### Supplied entries ###
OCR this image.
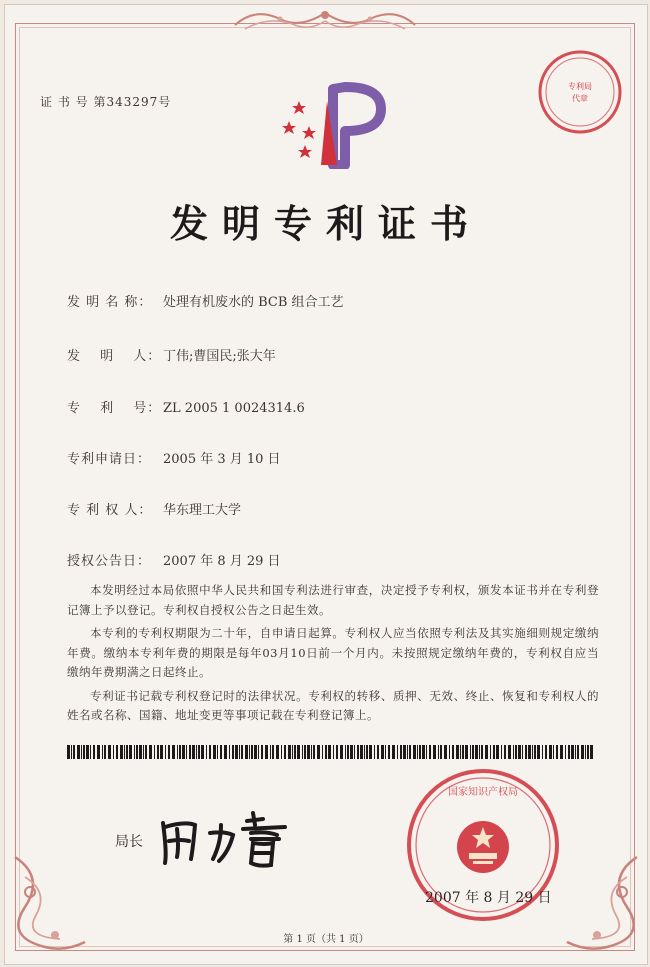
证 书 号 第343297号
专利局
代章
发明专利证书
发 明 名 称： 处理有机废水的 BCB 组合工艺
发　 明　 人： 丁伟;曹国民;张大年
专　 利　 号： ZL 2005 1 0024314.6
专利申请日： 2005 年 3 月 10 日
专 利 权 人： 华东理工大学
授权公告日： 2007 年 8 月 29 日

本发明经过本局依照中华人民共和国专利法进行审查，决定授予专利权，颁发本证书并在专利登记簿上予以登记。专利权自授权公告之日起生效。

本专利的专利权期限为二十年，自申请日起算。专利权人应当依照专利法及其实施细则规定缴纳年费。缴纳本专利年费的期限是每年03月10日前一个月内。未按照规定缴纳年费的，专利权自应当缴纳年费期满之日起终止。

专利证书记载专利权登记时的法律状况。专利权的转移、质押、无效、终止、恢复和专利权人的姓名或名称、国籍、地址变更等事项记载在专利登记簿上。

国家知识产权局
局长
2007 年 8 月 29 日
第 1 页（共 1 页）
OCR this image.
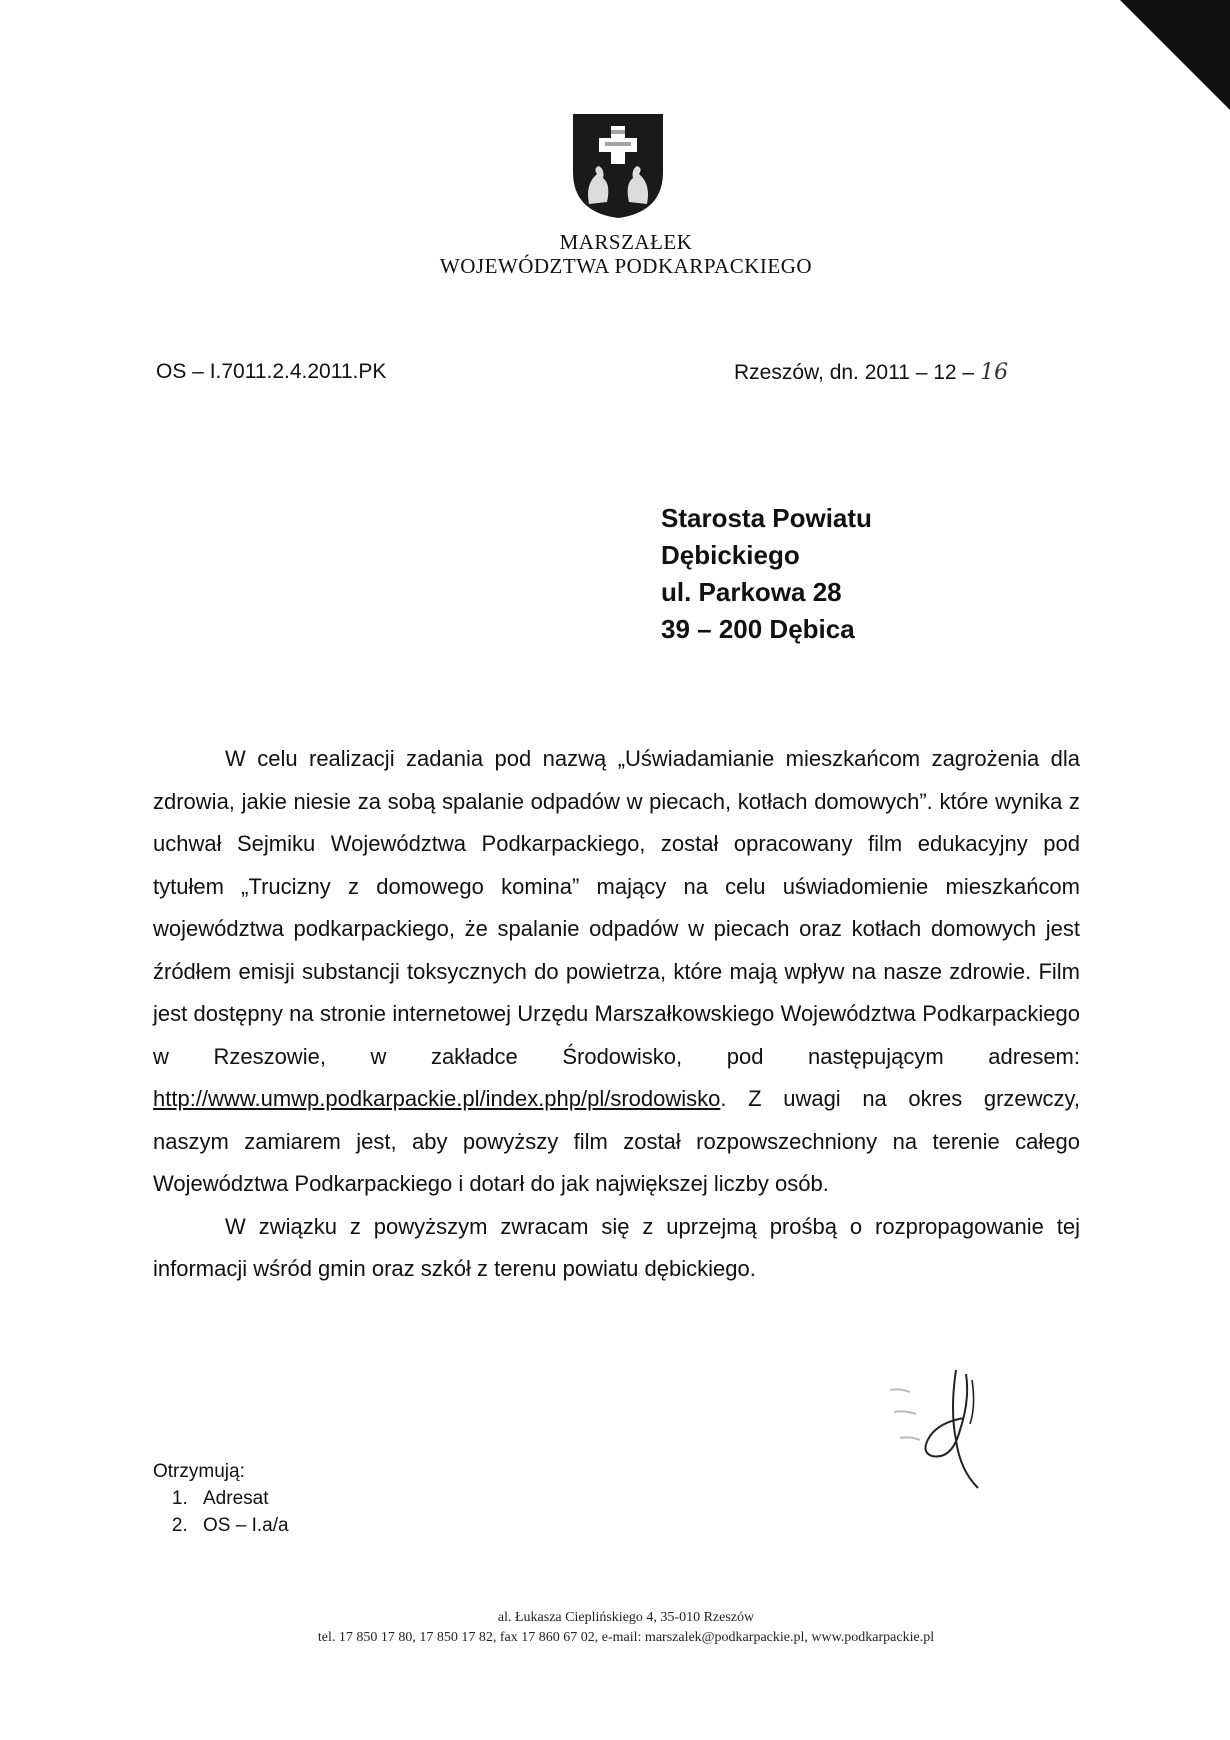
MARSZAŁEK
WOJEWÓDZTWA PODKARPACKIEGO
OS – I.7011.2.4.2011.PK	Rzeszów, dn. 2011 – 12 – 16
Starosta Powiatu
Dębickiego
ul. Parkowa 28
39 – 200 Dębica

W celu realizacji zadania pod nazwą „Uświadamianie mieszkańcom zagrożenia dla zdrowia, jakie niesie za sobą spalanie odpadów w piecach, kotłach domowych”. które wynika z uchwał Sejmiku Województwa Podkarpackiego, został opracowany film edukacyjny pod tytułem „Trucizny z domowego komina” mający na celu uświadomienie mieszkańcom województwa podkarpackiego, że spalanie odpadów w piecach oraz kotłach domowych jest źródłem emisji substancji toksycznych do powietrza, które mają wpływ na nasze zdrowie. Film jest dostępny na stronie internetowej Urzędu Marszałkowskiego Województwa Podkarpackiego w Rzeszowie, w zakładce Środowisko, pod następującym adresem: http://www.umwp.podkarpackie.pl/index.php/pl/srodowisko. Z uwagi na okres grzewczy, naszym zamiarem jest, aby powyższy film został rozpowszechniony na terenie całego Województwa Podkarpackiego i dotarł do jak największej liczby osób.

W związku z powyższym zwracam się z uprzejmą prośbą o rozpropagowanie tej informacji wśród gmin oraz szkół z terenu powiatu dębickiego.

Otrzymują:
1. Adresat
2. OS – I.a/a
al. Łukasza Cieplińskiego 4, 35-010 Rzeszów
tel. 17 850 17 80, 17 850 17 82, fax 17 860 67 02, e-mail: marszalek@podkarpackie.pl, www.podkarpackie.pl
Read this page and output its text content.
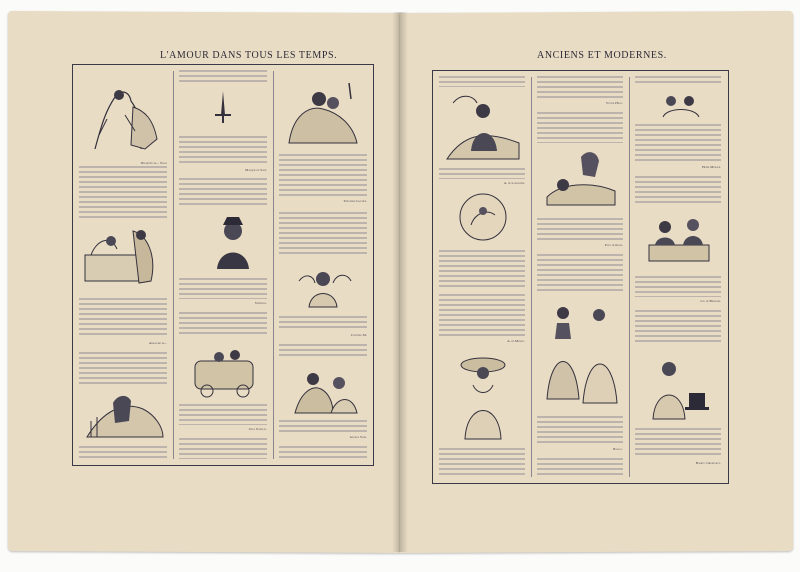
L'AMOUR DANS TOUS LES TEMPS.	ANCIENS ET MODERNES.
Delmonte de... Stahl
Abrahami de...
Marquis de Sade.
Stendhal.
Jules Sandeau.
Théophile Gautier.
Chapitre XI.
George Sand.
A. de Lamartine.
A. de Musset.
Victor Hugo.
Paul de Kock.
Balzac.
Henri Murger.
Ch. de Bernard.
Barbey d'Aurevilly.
###
The exercise:
Track down the lines that include the word "oraz" and copy them.

The result:
W celu realizacji zadania pod nazwą „Uświadamianie mieszkańcom zagrożenia dla zdrowia, jakie niesie za sobą spalanie odpadów w piecach, kotłach domowych”. które wynika z uchwał Sejmiku Województwa Podkarpackiego, został opracowany film edukacyjny pod tytułem „Trucizny z domowego komina” mający na celu uświadomienie mieszkańcom województwa podkarpackiego, że spalanie odpadów w piecach oraz kotłach domowych jest źródłem emisji substancji toksycznych do powietrza, które mają wpływ na nasze zdrowie. Film jest dostępny na stronie internetowej Urzędu Marszałkowskiego Województwa Podkarpackiego w Rzeszowie, w zakładce Środowisko, pod następującym adresem: http://www.umwp.podkarpackie.pl/index.php/pl/srodowisko. Z uwagi na okres grzewczy, naszym zamiarem jest, aby powyższy film został rozpowszechniony na terenie całego Województwa Podkarpackiego i dotarł do jak największej liczby osób.
W związku z powyższym zwracam się z uprzejmą prośbą o rozpropagowanie tej informacji wśród gmin oraz szkół z terenu powiatu dębickiego.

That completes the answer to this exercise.